==== RECORDS FOR THE EXERCISE ====

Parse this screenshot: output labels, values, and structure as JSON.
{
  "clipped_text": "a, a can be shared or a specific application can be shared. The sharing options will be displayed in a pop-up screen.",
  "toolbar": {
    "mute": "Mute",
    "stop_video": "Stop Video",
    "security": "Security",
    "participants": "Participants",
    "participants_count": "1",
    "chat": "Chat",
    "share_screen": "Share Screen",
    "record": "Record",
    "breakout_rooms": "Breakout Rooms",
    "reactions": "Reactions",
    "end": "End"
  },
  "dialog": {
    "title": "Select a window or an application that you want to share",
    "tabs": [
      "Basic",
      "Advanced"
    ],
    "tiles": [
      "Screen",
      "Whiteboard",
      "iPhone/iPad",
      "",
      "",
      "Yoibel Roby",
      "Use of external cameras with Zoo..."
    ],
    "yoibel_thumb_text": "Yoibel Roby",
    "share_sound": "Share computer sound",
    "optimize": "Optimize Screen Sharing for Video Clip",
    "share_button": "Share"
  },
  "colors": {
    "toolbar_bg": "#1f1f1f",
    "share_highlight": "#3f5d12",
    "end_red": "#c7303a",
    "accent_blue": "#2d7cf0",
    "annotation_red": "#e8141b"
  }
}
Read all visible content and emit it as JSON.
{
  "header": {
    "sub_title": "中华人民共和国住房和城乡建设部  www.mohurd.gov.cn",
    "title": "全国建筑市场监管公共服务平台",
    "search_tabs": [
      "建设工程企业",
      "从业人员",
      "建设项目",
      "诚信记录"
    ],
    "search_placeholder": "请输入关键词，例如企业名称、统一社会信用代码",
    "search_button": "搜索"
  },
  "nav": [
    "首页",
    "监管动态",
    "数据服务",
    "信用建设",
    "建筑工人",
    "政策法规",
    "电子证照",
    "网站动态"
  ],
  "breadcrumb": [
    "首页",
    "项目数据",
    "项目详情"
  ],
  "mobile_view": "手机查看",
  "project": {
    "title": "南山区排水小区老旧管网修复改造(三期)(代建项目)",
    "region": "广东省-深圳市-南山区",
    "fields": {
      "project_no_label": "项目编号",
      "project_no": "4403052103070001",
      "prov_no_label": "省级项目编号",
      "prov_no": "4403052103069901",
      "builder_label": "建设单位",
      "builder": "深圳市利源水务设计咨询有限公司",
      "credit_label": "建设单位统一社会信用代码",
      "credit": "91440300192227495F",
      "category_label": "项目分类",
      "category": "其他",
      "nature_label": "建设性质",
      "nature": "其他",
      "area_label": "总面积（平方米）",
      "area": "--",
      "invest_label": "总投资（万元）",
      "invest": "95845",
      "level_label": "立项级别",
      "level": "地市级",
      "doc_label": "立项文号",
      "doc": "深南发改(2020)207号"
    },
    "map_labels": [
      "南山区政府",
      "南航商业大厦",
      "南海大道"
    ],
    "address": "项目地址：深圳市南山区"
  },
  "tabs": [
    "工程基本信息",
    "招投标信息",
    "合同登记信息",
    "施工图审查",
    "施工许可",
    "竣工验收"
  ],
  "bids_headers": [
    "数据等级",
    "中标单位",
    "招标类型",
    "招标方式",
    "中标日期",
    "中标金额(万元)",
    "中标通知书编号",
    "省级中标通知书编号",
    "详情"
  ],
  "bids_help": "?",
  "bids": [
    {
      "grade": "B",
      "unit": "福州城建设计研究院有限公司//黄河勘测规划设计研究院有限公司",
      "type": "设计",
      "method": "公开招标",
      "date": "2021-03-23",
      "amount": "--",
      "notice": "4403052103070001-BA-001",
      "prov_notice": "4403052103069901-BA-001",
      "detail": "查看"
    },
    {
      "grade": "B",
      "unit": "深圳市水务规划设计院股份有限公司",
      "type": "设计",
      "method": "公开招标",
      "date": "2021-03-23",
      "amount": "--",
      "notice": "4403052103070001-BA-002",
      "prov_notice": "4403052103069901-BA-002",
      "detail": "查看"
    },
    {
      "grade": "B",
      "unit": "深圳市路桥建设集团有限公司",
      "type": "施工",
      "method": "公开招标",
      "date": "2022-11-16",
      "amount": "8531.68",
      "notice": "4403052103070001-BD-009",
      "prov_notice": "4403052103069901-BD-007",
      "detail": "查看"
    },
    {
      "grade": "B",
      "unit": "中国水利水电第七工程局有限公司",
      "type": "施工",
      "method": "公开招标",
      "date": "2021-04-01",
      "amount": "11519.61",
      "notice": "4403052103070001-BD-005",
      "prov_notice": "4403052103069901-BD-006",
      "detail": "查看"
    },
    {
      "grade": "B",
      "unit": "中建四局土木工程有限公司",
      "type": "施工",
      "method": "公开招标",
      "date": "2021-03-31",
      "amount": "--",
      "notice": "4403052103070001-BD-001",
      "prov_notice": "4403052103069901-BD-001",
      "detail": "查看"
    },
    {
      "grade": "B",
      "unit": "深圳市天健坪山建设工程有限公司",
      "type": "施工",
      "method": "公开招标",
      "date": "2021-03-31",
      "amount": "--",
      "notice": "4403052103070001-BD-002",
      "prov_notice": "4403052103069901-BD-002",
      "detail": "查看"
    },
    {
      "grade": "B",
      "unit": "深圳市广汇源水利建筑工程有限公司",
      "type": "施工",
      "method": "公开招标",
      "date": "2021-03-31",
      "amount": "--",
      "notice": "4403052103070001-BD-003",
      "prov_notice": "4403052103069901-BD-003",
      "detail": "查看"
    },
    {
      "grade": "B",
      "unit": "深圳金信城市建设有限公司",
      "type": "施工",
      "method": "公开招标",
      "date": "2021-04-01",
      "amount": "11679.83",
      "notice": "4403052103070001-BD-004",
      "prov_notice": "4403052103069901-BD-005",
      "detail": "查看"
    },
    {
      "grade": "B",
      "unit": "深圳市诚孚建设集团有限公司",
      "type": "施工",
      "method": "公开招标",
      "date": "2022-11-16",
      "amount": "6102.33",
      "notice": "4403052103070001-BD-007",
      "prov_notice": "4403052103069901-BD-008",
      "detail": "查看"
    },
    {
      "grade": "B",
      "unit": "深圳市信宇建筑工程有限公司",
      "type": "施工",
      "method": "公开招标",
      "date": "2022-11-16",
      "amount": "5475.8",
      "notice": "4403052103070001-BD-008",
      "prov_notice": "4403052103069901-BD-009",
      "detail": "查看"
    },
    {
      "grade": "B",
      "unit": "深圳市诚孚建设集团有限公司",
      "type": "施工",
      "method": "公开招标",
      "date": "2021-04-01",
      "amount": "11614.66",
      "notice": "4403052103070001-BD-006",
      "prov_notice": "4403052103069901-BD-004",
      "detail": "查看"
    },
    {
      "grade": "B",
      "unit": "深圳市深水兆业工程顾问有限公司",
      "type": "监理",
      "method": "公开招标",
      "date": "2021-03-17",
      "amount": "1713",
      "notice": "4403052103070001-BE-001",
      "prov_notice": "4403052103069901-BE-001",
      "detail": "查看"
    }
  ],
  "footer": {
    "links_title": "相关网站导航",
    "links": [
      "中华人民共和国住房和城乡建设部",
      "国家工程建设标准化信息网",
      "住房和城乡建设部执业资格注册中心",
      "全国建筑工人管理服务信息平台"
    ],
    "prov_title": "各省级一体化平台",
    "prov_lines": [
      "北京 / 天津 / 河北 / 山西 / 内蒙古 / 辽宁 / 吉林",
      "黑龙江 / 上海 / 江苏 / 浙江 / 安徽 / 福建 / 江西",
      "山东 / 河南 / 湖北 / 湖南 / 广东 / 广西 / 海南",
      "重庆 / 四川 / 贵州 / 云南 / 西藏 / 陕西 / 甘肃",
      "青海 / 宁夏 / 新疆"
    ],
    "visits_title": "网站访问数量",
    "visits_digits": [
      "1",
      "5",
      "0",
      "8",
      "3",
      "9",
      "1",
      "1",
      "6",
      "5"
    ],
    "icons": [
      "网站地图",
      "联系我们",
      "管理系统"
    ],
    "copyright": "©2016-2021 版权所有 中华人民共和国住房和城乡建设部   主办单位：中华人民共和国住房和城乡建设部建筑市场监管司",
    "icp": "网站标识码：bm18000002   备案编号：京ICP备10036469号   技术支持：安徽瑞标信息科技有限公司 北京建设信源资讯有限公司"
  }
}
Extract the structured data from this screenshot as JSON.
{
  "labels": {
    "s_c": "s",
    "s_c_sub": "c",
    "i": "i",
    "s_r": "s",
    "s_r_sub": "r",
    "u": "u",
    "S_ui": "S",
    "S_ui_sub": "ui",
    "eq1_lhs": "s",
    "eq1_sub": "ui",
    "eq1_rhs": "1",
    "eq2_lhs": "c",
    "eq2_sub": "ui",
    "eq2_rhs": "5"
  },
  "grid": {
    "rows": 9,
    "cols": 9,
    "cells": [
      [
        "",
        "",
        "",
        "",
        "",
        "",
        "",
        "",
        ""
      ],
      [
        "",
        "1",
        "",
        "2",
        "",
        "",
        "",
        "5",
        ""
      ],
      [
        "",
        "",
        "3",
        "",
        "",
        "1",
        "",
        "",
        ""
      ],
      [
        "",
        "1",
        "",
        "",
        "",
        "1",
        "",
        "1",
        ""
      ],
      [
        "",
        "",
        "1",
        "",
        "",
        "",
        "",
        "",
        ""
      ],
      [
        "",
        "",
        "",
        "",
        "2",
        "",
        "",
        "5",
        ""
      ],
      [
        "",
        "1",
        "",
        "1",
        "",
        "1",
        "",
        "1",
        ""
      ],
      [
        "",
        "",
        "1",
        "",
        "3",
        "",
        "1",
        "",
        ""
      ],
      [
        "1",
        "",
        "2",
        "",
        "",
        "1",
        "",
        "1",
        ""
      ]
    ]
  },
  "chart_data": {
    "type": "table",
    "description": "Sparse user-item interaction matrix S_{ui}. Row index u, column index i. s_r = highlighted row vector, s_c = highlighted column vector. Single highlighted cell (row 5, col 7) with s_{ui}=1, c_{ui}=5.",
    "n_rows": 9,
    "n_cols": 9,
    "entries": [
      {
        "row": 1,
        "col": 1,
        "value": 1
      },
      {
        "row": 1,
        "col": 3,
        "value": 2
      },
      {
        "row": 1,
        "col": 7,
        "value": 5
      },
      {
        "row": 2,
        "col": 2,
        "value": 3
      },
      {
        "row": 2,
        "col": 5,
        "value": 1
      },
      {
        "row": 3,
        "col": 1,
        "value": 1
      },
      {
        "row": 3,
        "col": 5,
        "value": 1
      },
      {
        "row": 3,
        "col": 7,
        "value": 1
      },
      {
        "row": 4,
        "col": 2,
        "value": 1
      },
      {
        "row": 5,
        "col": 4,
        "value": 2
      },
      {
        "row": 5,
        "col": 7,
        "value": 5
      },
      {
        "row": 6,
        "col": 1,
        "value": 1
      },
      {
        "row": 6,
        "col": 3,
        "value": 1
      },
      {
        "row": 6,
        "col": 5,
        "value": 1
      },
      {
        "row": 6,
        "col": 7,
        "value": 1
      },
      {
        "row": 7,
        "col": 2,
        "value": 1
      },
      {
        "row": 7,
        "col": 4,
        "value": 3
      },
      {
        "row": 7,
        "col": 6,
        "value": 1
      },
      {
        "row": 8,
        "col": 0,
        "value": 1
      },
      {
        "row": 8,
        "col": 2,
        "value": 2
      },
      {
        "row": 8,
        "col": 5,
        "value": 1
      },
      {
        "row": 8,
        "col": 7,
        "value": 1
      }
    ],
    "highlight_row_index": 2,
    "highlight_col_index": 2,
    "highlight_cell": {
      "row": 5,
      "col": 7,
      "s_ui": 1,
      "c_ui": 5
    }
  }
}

====

- EXERCISE BRIEF
Identify and copy the lines holding the word "Roby".

- EXERCISE SOLUTION
      "Yoibel Roby",
    "yoibel_thumb_text": "Yoibel Roby",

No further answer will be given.